Exercise task:
Reproduce every line of the records, substituting "staff-icon" for each occurrence of "worker-icon" and leaving everything else unchanged.

Element and region listings:

###

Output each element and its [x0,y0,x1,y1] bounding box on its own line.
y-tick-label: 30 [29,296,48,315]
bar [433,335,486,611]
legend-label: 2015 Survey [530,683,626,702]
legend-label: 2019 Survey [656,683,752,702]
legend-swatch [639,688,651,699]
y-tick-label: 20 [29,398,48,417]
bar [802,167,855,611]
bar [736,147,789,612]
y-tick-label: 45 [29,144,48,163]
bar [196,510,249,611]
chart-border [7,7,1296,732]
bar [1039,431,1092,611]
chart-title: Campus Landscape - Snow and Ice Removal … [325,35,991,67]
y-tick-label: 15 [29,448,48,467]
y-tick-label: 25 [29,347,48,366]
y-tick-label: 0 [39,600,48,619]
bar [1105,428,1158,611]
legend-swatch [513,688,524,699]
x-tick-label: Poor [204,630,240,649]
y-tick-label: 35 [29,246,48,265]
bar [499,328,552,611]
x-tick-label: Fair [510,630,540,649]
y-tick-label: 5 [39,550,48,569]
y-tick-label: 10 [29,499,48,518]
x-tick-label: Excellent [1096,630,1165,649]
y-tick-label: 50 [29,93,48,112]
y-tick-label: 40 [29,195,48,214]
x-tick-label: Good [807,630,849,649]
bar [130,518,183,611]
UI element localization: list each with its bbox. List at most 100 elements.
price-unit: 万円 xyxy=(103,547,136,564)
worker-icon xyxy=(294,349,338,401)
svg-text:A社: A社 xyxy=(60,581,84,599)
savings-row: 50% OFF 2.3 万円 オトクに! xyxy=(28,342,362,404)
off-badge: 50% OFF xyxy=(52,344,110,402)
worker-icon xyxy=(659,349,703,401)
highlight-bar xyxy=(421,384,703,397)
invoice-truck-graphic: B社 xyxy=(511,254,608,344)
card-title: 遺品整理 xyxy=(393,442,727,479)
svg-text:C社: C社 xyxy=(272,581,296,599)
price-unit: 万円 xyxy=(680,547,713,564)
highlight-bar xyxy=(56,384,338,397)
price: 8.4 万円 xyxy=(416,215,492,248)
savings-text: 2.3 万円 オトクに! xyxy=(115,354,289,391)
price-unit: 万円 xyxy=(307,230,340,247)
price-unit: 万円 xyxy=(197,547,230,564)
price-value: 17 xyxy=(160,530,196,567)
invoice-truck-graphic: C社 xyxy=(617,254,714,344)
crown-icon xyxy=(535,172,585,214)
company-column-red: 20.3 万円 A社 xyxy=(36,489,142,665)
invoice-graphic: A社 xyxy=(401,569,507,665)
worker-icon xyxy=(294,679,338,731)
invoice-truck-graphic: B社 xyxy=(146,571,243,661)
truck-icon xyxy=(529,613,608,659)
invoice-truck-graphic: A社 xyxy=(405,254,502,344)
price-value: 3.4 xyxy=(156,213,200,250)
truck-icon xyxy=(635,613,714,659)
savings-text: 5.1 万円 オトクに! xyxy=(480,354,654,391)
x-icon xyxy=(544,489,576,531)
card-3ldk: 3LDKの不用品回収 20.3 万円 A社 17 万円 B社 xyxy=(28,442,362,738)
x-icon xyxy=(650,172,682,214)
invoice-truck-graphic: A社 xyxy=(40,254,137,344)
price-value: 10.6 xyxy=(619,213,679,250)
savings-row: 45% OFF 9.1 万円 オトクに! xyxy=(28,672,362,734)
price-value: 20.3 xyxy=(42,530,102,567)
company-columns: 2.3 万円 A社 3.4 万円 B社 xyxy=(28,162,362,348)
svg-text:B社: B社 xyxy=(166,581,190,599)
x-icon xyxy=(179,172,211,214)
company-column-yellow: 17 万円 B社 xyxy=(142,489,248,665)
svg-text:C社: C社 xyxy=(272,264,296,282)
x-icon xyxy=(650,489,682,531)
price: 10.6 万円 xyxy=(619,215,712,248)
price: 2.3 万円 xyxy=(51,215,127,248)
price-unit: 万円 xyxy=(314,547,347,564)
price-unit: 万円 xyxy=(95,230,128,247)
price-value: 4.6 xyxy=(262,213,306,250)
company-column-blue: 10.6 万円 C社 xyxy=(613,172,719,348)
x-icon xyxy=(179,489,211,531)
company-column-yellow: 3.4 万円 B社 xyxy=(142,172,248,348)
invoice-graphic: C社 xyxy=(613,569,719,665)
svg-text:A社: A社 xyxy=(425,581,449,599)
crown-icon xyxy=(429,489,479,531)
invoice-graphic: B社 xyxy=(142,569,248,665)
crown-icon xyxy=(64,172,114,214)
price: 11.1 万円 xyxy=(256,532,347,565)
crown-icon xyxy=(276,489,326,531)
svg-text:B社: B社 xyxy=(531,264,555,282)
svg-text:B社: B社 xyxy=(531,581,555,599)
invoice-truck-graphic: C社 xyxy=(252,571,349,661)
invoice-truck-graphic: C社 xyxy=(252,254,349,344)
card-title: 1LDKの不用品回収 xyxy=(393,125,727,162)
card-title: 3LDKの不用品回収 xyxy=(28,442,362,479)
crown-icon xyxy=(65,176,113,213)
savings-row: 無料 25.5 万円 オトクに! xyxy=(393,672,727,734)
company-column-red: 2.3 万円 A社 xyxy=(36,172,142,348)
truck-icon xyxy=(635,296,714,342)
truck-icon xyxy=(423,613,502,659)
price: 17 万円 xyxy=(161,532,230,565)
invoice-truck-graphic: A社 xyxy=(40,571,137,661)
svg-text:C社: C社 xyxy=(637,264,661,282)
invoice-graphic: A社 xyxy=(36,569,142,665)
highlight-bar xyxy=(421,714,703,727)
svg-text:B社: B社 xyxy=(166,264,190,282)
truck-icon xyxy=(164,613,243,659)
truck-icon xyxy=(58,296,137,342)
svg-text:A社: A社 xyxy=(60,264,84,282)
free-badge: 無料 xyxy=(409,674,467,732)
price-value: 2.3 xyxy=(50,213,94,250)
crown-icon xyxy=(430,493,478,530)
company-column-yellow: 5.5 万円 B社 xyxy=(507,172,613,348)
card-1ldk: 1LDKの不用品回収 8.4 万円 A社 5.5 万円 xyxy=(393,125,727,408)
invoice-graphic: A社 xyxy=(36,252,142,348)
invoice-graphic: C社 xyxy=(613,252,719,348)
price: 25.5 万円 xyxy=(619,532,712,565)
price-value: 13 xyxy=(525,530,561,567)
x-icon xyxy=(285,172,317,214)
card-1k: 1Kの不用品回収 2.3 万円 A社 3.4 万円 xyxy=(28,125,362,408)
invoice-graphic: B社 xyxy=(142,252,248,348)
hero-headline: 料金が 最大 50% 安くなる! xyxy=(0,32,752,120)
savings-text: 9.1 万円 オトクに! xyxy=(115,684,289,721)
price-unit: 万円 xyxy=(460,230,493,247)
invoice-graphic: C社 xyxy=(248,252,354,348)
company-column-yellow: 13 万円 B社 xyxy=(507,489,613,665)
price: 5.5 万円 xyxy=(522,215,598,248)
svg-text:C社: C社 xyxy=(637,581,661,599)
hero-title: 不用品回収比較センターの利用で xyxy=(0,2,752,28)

###

Result:
Output each element and its [x0,y0,x1,y1] bounding box on its own line.
y-tick-label: 30 [29,296,48,315]
bar [433,335,486,611]
legend-label: 2015 Survey [530,683,626,702]
legend-label: 2019 Survey [656,683,752,702]
legend-swatch [639,688,651,699]
y-tick-label: 20 [29,398,48,417]
bar [802,167,855,611]
bar [736,147,789,612]
y-tick-label: 45 [29,144,48,163]
bar [196,510,249,611]
chart-border [7,7,1296,732]
bar [1039,431,1092,611]
chart-title: Campus Landscape - Snow and Ice Removal … [325,35,991,67]
y-tick-label: 15 [29,448,48,467]
y-tick-label: 25 [29,347,48,366]
y-tick-label: 0 [39,600,48,619]
bar [1105,428,1158,611]
legend-swatch [513,688,524,699]
x-tick-label: Poor [204,630,240,649]
y-tick-label: 35 [29,246,48,265]
bar [499,328,552,611]
x-tick-label: Fair [510,630,540,649]
y-tick-label: 5 [39,550,48,569]
y-tick-label: 10 [29,499,48,518]
x-tick-label: Excellent [1096,630,1165,649]
y-tick-label: 50 [29,93,48,112]
y-tick-label: 40 [29,195,48,214]
x-tick-label: Good [807,630,849,649]
bar [130,518,183,611]
UI element localization: list each with its bbox. List at most 100 elements.
price-unit: 万円 xyxy=(103,547,136,564)
staff-icon xyxy=(294,349,338,401)
svg-text:A社: A社 xyxy=(60,581,84,599)
savings-row: 50% OFF 2.3 万円 オトクに! xyxy=(28,342,362,404)
off-badge: 50% OFF xyxy=(52,344,110,402)
staff-icon xyxy=(659,349,703,401)
highlight-bar xyxy=(421,384,703,397)
invoice-truck-graphic: B社 xyxy=(511,254,608,344)
card-title: 遺品整理 xyxy=(393,442,727,479)
svg-text:C社: C社 xyxy=(272,581,296,599)
price-unit: 万円 xyxy=(680,547,713,564)
highlight-bar xyxy=(56,384,338,397)
price: 8.4 万円 xyxy=(416,215,492,248)
savings-text: 2.3 万円 オトクに! xyxy=(115,354,289,391)
price-unit: 万円 xyxy=(307,230,340,247)
price-unit: 万円 xyxy=(197,547,230,564)
price-value: 17 xyxy=(160,530,196,567)
invoice-truck-graphic: C社 xyxy=(617,254,714,344)
crown-icon xyxy=(535,172,585,214)
company-column-red: 20.3 万円 A社 xyxy=(36,489,142,665)
invoice-graphic: A社 xyxy=(401,569,507,665)
staff-icon xyxy=(294,679,338,731)
invoice-truck-graphic: B社 xyxy=(146,571,243,661)
truck-icon xyxy=(529,613,608,659)
invoice-truck-graphic: A社 xyxy=(405,254,502,344)
price-value: 3.4 xyxy=(156,213,200,250)
truck-icon xyxy=(635,613,714,659)
savings-text: 5.1 万円 オトクに! xyxy=(480,354,654,391)
x-icon xyxy=(544,489,576,531)
card-3ldk: 3LDKの不用品回収 20.3 万円 A社 17 万円 B社 xyxy=(28,442,362,738)
x-icon xyxy=(650,172,682,214)
invoice-truck-graphic: A社 xyxy=(40,254,137,344)
price-value: 10.6 xyxy=(619,213,679,250)
savings-row: 45% OFF 9.1 万円 オトクに! xyxy=(28,672,362,734)
price-value: 20.3 xyxy=(42,530,102,567)
company-columns: 2.3 万円 A社 3.4 万円 B社 xyxy=(28,162,362,348)
svg-text:B社: B社 xyxy=(166,581,190,599)
x-icon xyxy=(179,172,211,214)
company-column-yellow: 17 万円 B社 xyxy=(142,489,248,665)
svg-text:C社: C社 xyxy=(272,264,296,282)
x-icon xyxy=(650,489,682,531)
price: 10.6 万円 xyxy=(619,215,712,248)
price: 2.3 万円 xyxy=(51,215,127,248)
price-unit: 万円 xyxy=(314,547,347,564)
price-unit: 万円 xyxy=(95,230,128,247)
price-value: 4.6 xyxy=(262,213,306,250)
company-column-blue: 10.6 万円 C社 xyxy=(613,172,719,348)
x-icon xyxy=(179,489,211,531)
company-column-yellow: 3.4 万円 B社 xyxy=(142,172,248,348)
invoice-graphic: C社 xyxy=(613,569,719,665)
svg-text:A社: A社 xyxy=(425,581,449,599)
crown-icon xyxy=(429,489,479,531)
invoice-graphic: B社 xyxy=(142,569,248,665)
crown-icon xyxy=(64,172,114,214)
price: 11.1 万円 xyxy=(256,532,347,565)
crown-icon xyxy=(276,489,326,531)
svg-text:B社: B社 xyxy=(531,264,555,282)
svg-text:B社: B社 xyxy=(531,581,555,599)
invoice-truck-graphic: C社 xyxy=(252,571,349,661)
invoice-truck-graphic: C社 xyxy=(252,254,349,344)
card-title: 1LDKの不用品回収 xyxy=(393,125,727,162)
card-title: 3LDKの不用品回収 xyxy=(28,442,362,479)
crown-icon xyxy=(65,176,113,213)
savings-row: 無料 25.5 万円 オトクに! xyxy=(393,672,727,734)
company-column-red: 2.3 万円 A社 xyxy=(36,172,142,348)
truck-icon xyxy=(635,296,714,342)
truck-icon xyxy=(423,613,502,659)
price: 17 万円 xyxy=(161,532,230,565)
invoice-truck-graphic: A社 xyxy=(40,571,137,661)
svg-text:C社: C社 xyxy=(637,264,661,282)
invoice-graphic: A社 xyxy=(36,569,142,665)
highlight-bar xyxy=(421,714,703,727)
svg-text:B社: B社 xyxy=(166,264,190,282)
truck-icon xyxy=(164,613,243,659)
truck-icon xyxy=(58,296,137,342)
svg-text:A社: A社 xyxy=(60,264,84,282)
free-badge: 無料 xyxy=(409,674,467,732)
price-value: 2.3 xyxy=(50,213,94,250)
crown-icon xyxy=(430,493,478,530)
company-column-yellow: 5.5 万円 B社 xyxy=(507,172,613,348)
card-1ldk: 1LDKの不用品回収 8.4 万円 A社 5.5 万円 xyxy=(393,125,727,408)
invoice-graphic: A社 xyxy=(36,252,142,348)
invoice-graphic: C社 xyxy=(613,252,719,348)
price: 25.5 万円 xyxy=(619,532,712,565)
price-value: 13 xyxy=(525,530,561,567)
x-icon xyxy=(285,172,317,214)
card-1k: 1Kの不用品回収 2.3 万円 A社 3.4 万円 xyxy=(28,125,362,408)
invoice-graphic: B社 xyxy=(142,252,248,348)
hero-headline: 料金が 最大 50% 安くなる! xyxy=(0,32,752,120)
savings-text: 9.1 万円 オトクに! xyxy=(115,684,289,721)
price-unit: 万円 xyxy=(460,230,493,247)
invoice-graphic: C社 xyxy=(248,252,354,348)
company-column-yellow: 13 万円 B社 xyxy=(507,489,613,665)
price: 5.5 万円 xyxy=(522,215,598,248)
svg-text:C社: C社 xyxy=(637,581,661,599)
hero-title: 不用品回収比較センターの利用で xyxy=(0,2,752,28)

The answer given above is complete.